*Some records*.
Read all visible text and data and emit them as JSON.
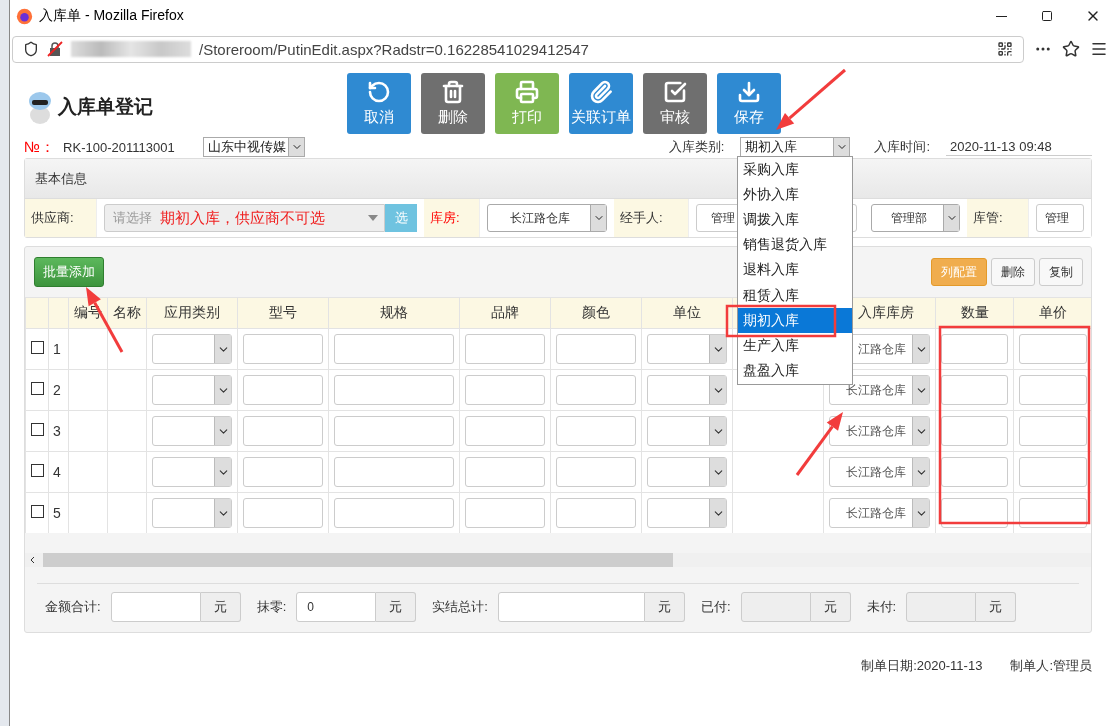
{
  "window": {
    "title": "入库单 - Mozilla Firefox"
  },
  "address_bar": {
    "url": "/Storeroom/PutinEdit.aspx?Radstr=0.16228541029412547"
  },
  "page": {
    "title": "入库单登记"
  },
  "toolbar": [
    {
      "label": "取消",
      "kind": "undo",
      "color": "#2f8ad2"
    },
    {
      "label": "删除",
      "kind": "trash",
      "color": "#6f6f6f"
    },
    {
      "label": "打印",
      "kind": "print",
      "color": "#7fb752"
    },
    {
      "label": "关联订单",
      "kind": "clip",
      "color": "#2f8ad2"
    },
    {
      "label": "审核",
      "kind": "check",
      "color": "#6f6f6f"
    },
    {
      "label": "保存",
      "kind": "download",
      "color": "#2f8ad2"
    }
  ],
  "order": {
    "no_label": "№：",
    "no": "RK-100-201113001",
    "company": "山东中视传媒",
    "type_label": "入库类别:",
    "type_value": "期初入库",
    "time_label": "入库时间:",
    "time_value": "2020-11-13 09:48"
  },
  "type_dropdown": [
    {
      "label": "采购入库",
      "selected": false
    },
    {
      "label": "外协入库",
      "selected": false
    },
    {
      "label": "调拨入库",
      "selected": false
    },
    {
      "label": "销售退货入库",
      "selected": false
    },
    {
      "label": "退料入库",
      "selected": false
    },
    {
      "label": "租赁入库",
      "selected": false
    },
    {
      "label": "期初入库",
      "selected": true
    },
    {
      "label": "生产入库",
      "selected": false
    },
    {
      "label": "盘盈入库",
      "selected": false
    }
  ],
  "basic_info": {
    "title": "基本信息",
    "supplier_label": "供应商:",
    "supplier_placeholder": "请选择",
    "supplier_disabled": true,
    "supplier_note": "期初入库，供应商不可选",
    "pick_button": "选",
    "warehouse_label": "库房:",
    "warehouse": "长江路仓库",
    "handler_label": "经手人:",
    "handler": "管理",
    "department": "管理部",
    "keeper_label": "库管:",
    "keeper": "管理"
  },
  "table_toolbar": {
    "add_button": "批量添加",
    "right_buttons": [
      {
        "label": "列配置",
        "kind": "primary"
      },
      {
        "label": "删除",
        "kind": "default"
      },
      {
        "label": "复制",
        "kind": "default"
      }
    ]
  },
  "table": {
    "columns": [
      {
        "kind": "check"
      },
      {
        "kind": "index"
      },
      {
        "label": "编号",
        "kind": "text"
      },
      {
        "label": "名称",
        "kind": "text"
      },
      {
        "label": "应用类别",
        "kind": "select"
      },
      {
        "label": "型号",
        "kind": "input"
      },
      {
        "label": "规格",
        "kind": "input"
      },
      {
        "label": "品牌",
        "kind": "input"
      },
      {
        "label": "颜色",
        "kind": "input"
      },
      {
        "label": "单位",
        "kind": "select"
      },
      {
        "kind": "blank"
      },
      {
        "label": "入库库房",
        "kind": "warehouse"
      },
      {
        "label": "数量",
        "kind": "input"
      },
      {
        "label": "单价",
        "kind": "input"
      }
    ],
    "rows": [
      {
        "index": "1",
        "checked": false,
        "warehouse": "江路仓库"
      },
      {
        "index": "2",
        "checked": false,
        "warehouse": "长江路仓库"
      },
      {
        "index": "3",
        "checked": false,
        "warehouse": "长江路仓库"
      },
      {
        "index": "4",
        "checked": false,
        "warehouse": "长江路仓库"
      },
      {
        "index": "5",
        "checked": false,
        "warehouse": "长江路仓库"
      }
    ]
  },
  "totals": [
    {
      "label": "金额合计:",
      "disabled": false,
      "unit": "元"
    },
    {
      "label": "抹零:",
      "value": "0",
      "disabled": false,
      "unit": "元"
    },
    {
      "label": "实结总计:",
      "disabled": false,
      "unit": "元"
    },
    {
      "label": "已付:",
      "disabled": true,
      "unit": "元"
    },
    {
      "label": "未付:",
      "disabled": true,
      "unit": "元"
    }
  ],
  "signature": [
    {
      "label": "制单日期:",
      "value": "2020-11-13"
    },
    {
      "label": "制单人:",
      "value": "管理员"
    }
  ],
  "annotations": [
    {
      "kind": "arrow"
    },
    {
      "kind": "arrow"
    },
    {
      "kind": "arrow"
    },
    {
      "kind": "frame"
    },
    {
      "kind": "frame"
    }
  ]
}
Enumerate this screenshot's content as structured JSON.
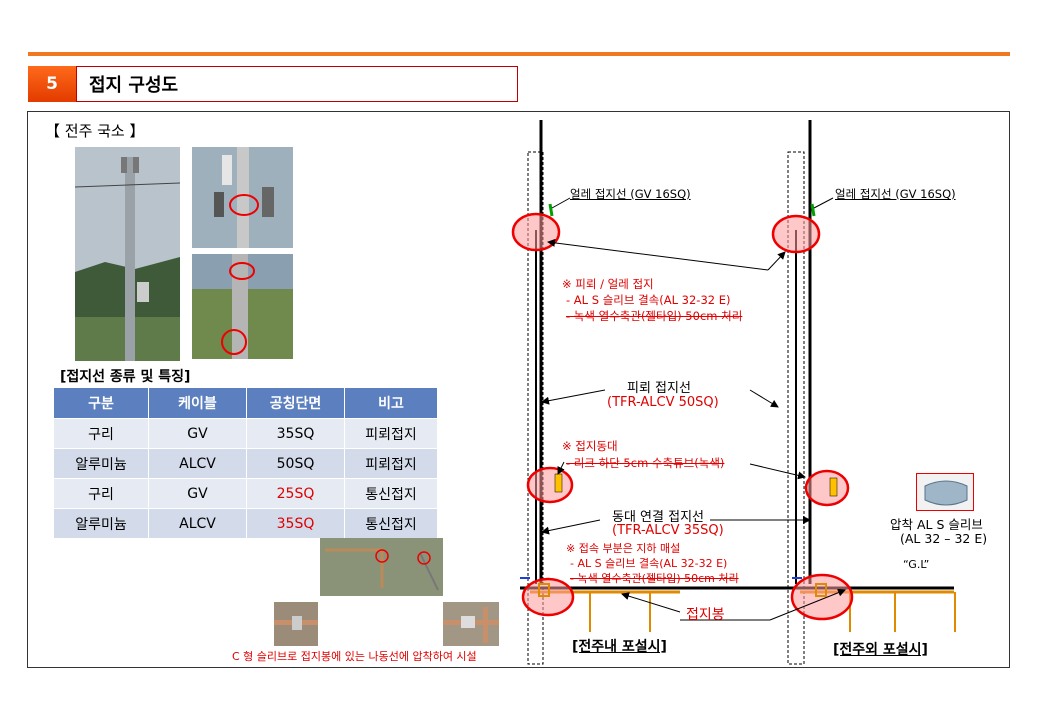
{
  "header": {
    "number": "5",
    "title": "접지 구성도"
  },
  "left": {
    "pole_title": "【 전주 국소 】",
    "table_title": "[접지선 종류 및 특징]",
    "table": {
      "headers": [
        "구분",
        "케이블",
        "공칭단면",
        "비고"
      ],
      "rows": [
        [
          "구리",
          "GV",
          "35SQ",
          "피뢰접지"
        ],
        [
          "알루미늄",
          "ALCV",
          "50SQ",
          "피뢰접지"
        ],
        [
          "구리",
          "GV",
          "25SQ",
          "통신접지"
        ],
        [
          "알루미늄",
          "ALCV",
          "35SQ",
          "통신접지"
        ]
      ],
      "red_cells": [
        "2-2",
        "3-2"
      ]
    },
    "caption": "C 형 슬리브로 접지봉에 있는 나동선에 압착하여 시설"
  },
  "diagram": {
    "left_label_top": "얼레 접지선 (GV 16SQ)",
    "right_label_top": "얼레 접지선 (GV 16SQ)",
    "note1_title": "※ 피뢰 / 얼레 접지",
    "note1_line1": "- AL S 슬리브 결속(AL 32-32 E)",
    "note1_line2": "- 녹색 열수축관(젤타입) 50cm 처리",
    "lightning_label": "피뢰 접지선",
    "lightning_spec": "(TFR-ALCV 50SQ)",
    "note2_title": "※ 접지동대",
    "note2_line1": "- 리크 하단 5cm 수축튜브(녹색)",
    "bond_label": "동대 연결 접지선",
    "bond_spec": "(TFR-ALCV 35SQ)",
    "note3_title": "※ 접속 부분은 지하 매설",
    "note3_line1": "- AL S 슬리브 결속(AL 32-32 E)",
    "note3_line2": "- 녹색 열수축관(젤타입) 50cm 처리",
    "rod_label": "접지봉",
    "sleeve_label": "압착 AL S 슬리브",
    "sleeve_spec": "(AL 32 – 32 E)",
    "gl_label": "“G.L”",
    "inner_caption": "[전주내 포설시]",
    "outer_caption": "[전주외 포설시]"
  }
}
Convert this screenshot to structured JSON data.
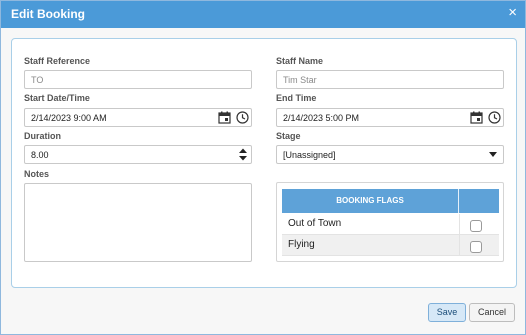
{
  "dialog": {
    "title": "Edit Booking",
    "close_symbol": "×"
  },
  "fields": {
    "staff_reference": {
      "label": "Staff Reference",
      "value": "TO"
    },
    "staff_name": {
      "label": "Staff Name",
      "value": "Tim Star"
    },
    "start": {
      "label": "Start Date/Time",
      "value": "2/14/2023 9:00 AM"
    },
    "end": {
      "label": "End Time",
      "value": "2/14/2023 5:00 PM"
    },
    "duration": {
      "label": "Duration",
      "value": "8.00"
    },
    "stage": {
      "label": "Stage",
      "value": "[Unassigned]"
    },
    "notes": {
      "label": "Notes",
      "value": ""
    }
  },
  "flags": {
    "header": "BOOKING FLAGS",
    "rows": [
      {
        "label": "Out of Town",
        "checked": false
      },
      {
        "label": "Flying",
        "checked": false
      }
    ]
  },
  "buttons": {
    "save": "Save",
    "cancel": "Cancel"
  },
  "colors": {
    "titlebar": "#4b9ad8",
    "flags_header": "#5ea2d8",
    "save_button": "#d6e8f7"
  },
  "icons": [
    "calendar-icon",
    "clock-icon",
    "spinner-up-icon",
    "spinner-down-icon",
    "dropdown-caret-icon",
    "close-icon"
  ]
}
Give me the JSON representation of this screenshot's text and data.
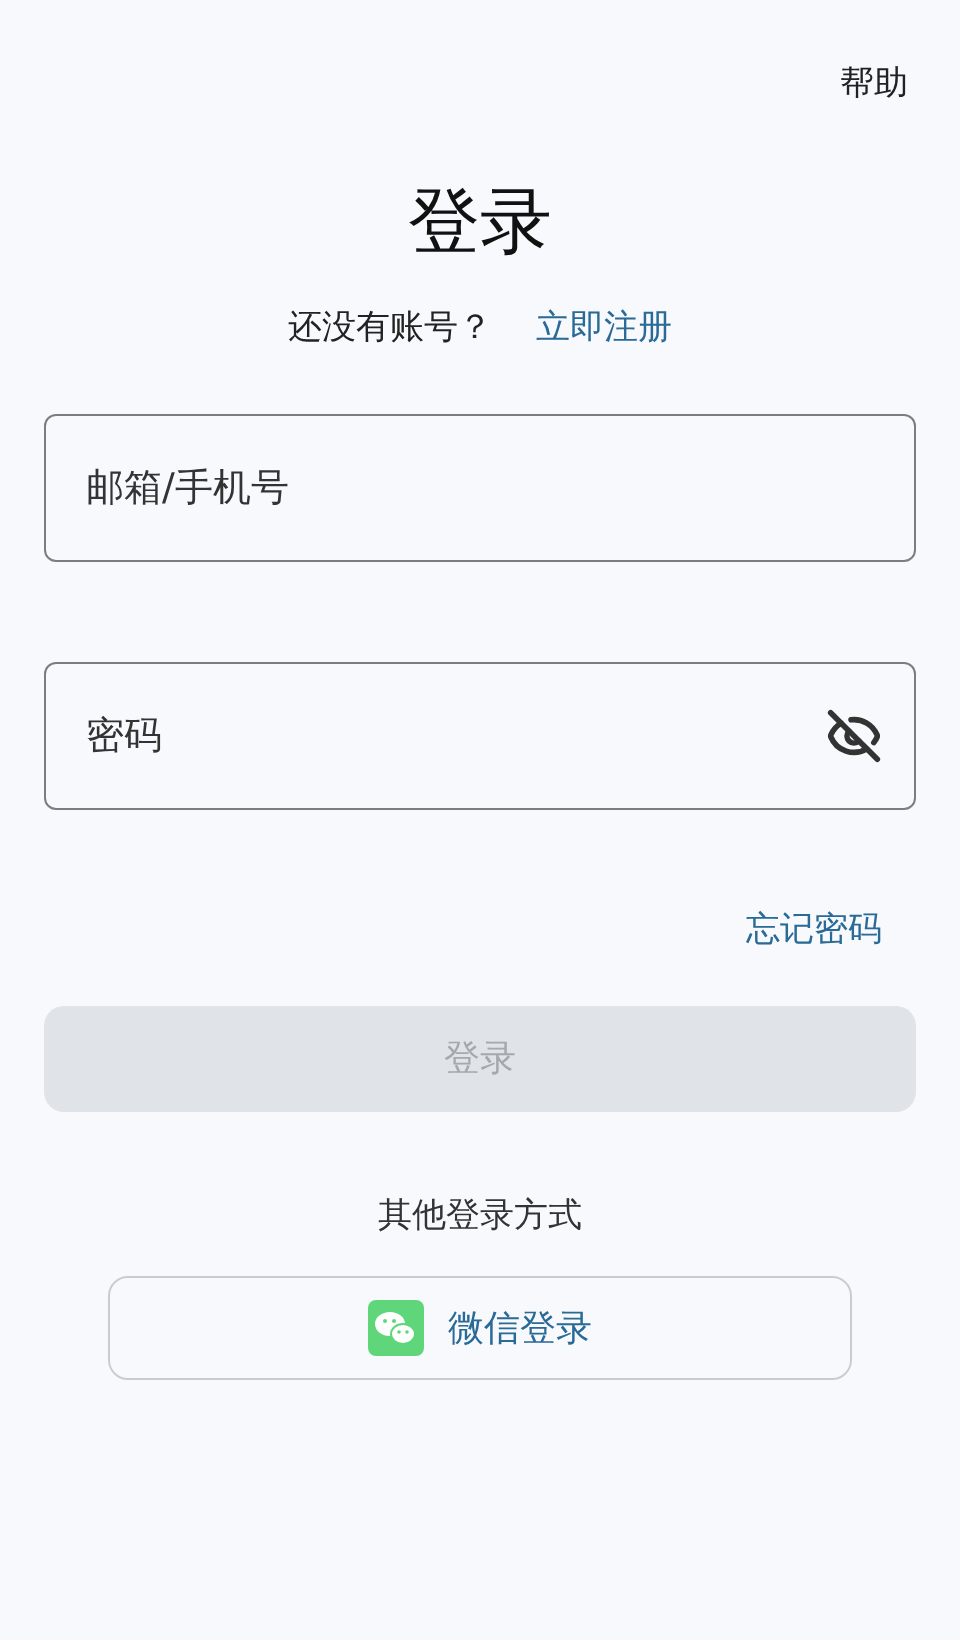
{
  "help_link": "帮助",
  "title": "登录",
  "signup_prompt": {
    "text": "还没有账号？",
    "link": "立即注册"
  },
  "account_field": {
    "placeholder": "邮箱/手机号"
  },
  "password_field": {
    "placeholder": "密码",
    "show_password": false
  },
  "forgot_password": "忘记密码",
  "login_button": {
    "label": "登录",
    "disabled": true
  },
  "other_methods": {
    "heading": "其他登录方式",
    "buttons": [
      {
        "kind": "wechat",
        "label": "微信登录"
      }
    ]
  }
}
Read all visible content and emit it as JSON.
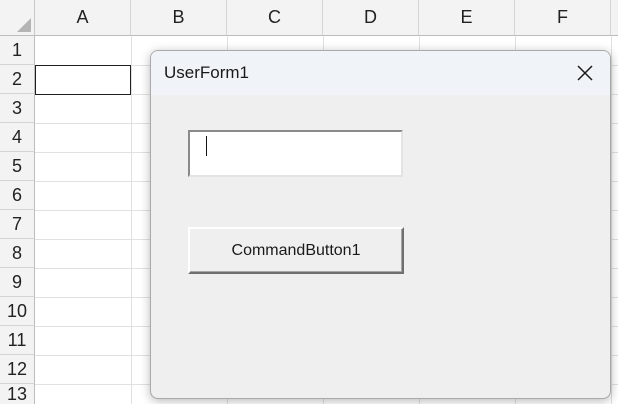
{
  "spreadsheet": {
    "columns": [
      "A",
      "B",
      "C",
      "D",
      "E",
      "F"
    ],
    "rows": [
      "1",
      "2",
      "3",
      "4",
      "5",
      "6",
      "7",
      "8",
      "9",
      "10",
      "11",
      "12",
      "13"
    ]
  },
  "userform": {
    "title": "UserForm1",
    "textbox_value": "",
    "button_label": "CommandButton1"
  },
  "colors": {
    "header_bg": "#f3f3f3",
    "dialog_bg": "#efefef",
    "titlebar_bg": "#f0f3f8",
    "gridline": "#e1e1e1"
  },
  "icons": {
    "close": "close-icon",
    "select_all": "select-all-triangle-icon"
  }
}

*What to produce*. Work out how many lines in the records above contain the word "JSON", and give only that number.

*Result of the exercise*. 5